*Required work*.
Give back exactly the line containing "Parse this screenshot: output" and all that follow it in the data below, with the pictures left out.

*Records for this task*.
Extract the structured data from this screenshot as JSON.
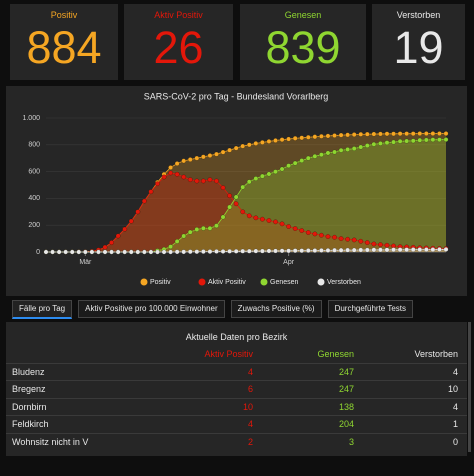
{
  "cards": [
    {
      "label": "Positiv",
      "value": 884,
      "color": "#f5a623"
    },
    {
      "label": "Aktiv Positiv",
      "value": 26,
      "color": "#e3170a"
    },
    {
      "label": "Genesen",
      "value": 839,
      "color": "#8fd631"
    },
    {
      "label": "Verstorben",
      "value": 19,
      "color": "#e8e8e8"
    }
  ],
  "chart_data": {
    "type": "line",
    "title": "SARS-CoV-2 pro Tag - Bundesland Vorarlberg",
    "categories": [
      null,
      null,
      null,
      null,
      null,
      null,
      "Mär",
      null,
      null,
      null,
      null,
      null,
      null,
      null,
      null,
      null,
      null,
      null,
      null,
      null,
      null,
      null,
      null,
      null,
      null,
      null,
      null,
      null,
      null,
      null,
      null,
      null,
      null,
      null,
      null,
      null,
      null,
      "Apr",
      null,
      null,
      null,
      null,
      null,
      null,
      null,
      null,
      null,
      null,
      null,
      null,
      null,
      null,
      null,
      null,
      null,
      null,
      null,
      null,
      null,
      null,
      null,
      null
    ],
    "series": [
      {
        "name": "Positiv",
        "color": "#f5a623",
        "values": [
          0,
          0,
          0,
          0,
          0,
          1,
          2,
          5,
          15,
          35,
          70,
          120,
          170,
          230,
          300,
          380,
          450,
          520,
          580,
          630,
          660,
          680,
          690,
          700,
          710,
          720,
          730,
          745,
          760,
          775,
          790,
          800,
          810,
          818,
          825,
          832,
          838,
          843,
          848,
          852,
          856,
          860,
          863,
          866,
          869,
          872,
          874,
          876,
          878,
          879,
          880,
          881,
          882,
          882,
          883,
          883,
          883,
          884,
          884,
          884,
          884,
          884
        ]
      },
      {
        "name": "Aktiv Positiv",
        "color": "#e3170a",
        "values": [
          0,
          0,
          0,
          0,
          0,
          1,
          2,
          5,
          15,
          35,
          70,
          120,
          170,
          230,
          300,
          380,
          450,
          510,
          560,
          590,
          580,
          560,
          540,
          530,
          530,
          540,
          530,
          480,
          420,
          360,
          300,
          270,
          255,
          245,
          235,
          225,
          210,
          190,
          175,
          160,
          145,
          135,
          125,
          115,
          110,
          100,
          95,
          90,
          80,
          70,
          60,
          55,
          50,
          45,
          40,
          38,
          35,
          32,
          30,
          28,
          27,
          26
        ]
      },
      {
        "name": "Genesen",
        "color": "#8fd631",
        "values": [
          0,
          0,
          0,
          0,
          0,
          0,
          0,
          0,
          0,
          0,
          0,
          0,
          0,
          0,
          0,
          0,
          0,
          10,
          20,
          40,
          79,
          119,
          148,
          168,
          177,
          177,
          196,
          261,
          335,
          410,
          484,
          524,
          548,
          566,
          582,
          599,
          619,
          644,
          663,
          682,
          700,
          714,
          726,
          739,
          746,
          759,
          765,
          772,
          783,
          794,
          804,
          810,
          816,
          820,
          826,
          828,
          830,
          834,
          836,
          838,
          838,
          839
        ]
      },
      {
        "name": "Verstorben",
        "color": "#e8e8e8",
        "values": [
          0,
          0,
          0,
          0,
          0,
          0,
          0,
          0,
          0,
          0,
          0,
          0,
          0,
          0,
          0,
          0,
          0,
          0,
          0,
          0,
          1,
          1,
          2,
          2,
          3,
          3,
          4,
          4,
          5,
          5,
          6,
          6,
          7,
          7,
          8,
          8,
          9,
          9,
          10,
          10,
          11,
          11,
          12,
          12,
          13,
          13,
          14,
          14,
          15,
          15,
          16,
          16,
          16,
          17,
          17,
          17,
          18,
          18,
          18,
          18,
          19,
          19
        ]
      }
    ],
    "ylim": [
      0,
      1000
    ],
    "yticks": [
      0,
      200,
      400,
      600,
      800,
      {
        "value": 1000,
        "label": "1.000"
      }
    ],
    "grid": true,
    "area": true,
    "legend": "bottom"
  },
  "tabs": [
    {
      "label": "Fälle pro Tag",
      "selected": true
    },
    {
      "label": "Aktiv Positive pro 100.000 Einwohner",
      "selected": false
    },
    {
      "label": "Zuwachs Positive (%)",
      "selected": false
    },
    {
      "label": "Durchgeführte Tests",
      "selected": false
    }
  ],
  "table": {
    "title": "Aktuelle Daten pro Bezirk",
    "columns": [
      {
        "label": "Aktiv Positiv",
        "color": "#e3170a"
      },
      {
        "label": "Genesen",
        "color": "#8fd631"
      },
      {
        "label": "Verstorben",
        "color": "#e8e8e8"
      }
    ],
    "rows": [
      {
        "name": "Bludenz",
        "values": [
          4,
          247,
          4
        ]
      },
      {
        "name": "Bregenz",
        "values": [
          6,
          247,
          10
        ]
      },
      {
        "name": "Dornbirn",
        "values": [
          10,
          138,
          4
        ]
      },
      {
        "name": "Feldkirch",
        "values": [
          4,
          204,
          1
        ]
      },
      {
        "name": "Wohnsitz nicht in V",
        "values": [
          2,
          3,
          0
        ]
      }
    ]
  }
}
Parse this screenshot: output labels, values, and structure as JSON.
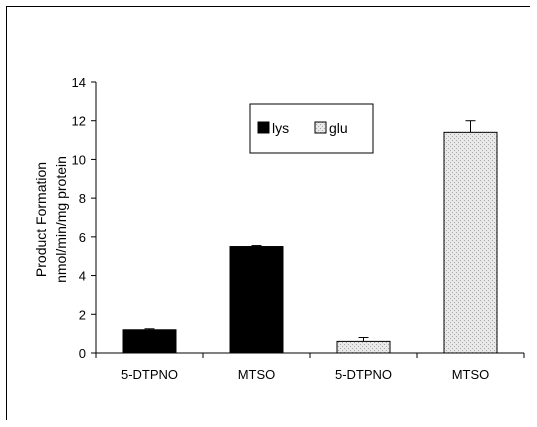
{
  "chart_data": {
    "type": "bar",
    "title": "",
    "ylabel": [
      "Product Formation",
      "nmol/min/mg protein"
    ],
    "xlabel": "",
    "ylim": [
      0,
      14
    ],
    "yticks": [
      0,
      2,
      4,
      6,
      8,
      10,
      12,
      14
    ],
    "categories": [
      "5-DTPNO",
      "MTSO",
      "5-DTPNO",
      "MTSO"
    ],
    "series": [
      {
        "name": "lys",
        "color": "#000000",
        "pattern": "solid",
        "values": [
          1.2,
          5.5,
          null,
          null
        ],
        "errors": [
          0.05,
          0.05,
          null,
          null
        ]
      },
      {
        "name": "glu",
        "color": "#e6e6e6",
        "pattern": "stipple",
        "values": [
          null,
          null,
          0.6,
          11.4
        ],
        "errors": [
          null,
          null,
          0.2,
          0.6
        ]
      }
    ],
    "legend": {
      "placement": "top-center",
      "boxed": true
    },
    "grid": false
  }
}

*The completed task*.
Parse this screenshot: output labels, values, and structure as JSON.
{
  "chart_data": {
    "type": "bar",
    "title": "",
    "ylabel": [
      "Product Formation",
      "nmol/min/mg protein"
    ],
    "xlabel": "",
    "ylim": [
      0,
      14
    ],
    "yticks": [
      0,
      2,
      4,
      6,
      8,
      10,
      12,
      14
    ],
    "categories": [
      "5-DTPNO",
      "MTSO",
      "5-DTPNO",
      "MTSO"
    ],
    "series": [
      {
        "name": "lys",
        "color": "#000000",
        "pattern": "solid",
        "values": [
          1.2,
          5.5,
          null,
          null
        ],
        "errors": [
          0.05,
          0.05,
          null,
          null
        ]
      },
      {
        "name": "glu",
        "color": "#e6e6e6",
        "pattern": "stipple",
        "values": [
          null,
          null,
          0.6,
          11.4
        ],
        "errors": [
          null,
          null,
          0.2,
          0.6
        ]
      }
    ],
    "legend": {
      "placement": "top-center",
      "boxed": true
    },
    "grid": false
  }
}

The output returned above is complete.